* _TASK REQUIREMENTS_:
Pull out every line from the listing that has the word "arrow".

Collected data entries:
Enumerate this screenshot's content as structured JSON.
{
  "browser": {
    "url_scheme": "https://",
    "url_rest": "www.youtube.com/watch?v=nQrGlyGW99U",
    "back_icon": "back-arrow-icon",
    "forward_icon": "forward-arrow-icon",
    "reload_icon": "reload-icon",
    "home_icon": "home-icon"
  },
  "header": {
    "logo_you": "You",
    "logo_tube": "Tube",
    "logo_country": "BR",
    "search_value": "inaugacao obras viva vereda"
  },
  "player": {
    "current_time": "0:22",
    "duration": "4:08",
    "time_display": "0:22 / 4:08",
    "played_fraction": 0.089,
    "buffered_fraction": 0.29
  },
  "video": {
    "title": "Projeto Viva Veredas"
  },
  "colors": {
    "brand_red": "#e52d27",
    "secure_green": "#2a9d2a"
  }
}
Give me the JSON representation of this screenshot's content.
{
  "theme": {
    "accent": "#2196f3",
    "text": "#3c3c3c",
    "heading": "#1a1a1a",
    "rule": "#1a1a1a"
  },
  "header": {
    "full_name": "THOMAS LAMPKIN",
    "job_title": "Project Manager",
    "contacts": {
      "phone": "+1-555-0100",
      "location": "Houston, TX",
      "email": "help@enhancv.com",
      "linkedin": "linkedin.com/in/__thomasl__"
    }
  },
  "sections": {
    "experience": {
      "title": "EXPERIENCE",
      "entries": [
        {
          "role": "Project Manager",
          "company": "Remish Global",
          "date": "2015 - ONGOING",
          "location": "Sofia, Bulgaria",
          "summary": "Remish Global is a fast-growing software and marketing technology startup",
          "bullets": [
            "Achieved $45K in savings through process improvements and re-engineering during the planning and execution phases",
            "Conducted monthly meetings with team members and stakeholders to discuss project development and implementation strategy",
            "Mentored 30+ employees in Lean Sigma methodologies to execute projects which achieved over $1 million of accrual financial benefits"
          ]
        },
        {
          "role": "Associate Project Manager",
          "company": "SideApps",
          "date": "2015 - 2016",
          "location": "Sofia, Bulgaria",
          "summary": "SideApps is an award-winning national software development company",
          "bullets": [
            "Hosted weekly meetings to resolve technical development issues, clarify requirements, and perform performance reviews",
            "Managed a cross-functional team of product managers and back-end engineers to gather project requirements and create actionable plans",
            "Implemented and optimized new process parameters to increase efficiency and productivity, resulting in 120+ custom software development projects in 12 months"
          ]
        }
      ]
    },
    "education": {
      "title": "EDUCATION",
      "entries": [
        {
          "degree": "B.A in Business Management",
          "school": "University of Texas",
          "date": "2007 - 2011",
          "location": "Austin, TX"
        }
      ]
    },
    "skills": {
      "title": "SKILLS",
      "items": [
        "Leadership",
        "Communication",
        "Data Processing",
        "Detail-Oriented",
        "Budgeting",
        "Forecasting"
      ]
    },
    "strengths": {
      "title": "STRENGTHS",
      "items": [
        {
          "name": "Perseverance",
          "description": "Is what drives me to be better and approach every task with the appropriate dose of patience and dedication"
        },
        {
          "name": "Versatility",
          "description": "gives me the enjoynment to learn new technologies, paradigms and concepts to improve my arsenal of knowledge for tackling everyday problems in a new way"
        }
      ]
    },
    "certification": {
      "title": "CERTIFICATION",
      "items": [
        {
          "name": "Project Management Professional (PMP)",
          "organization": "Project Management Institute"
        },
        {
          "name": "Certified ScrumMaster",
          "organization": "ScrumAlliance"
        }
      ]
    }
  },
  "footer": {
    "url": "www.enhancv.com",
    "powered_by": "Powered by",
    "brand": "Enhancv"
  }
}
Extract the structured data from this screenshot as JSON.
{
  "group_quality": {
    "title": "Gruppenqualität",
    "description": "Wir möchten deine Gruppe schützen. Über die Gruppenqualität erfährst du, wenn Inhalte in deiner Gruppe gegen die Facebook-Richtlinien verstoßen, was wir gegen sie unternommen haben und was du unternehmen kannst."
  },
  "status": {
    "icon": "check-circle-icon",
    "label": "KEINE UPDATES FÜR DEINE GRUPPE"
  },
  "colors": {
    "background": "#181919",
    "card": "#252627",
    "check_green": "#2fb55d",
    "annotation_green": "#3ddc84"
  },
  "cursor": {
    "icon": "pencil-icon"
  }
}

* _COMPLETED EXERCISE_:
    "back_icon": "back-arrow-icon",
    "forward_icon": "forward-arrow-icon",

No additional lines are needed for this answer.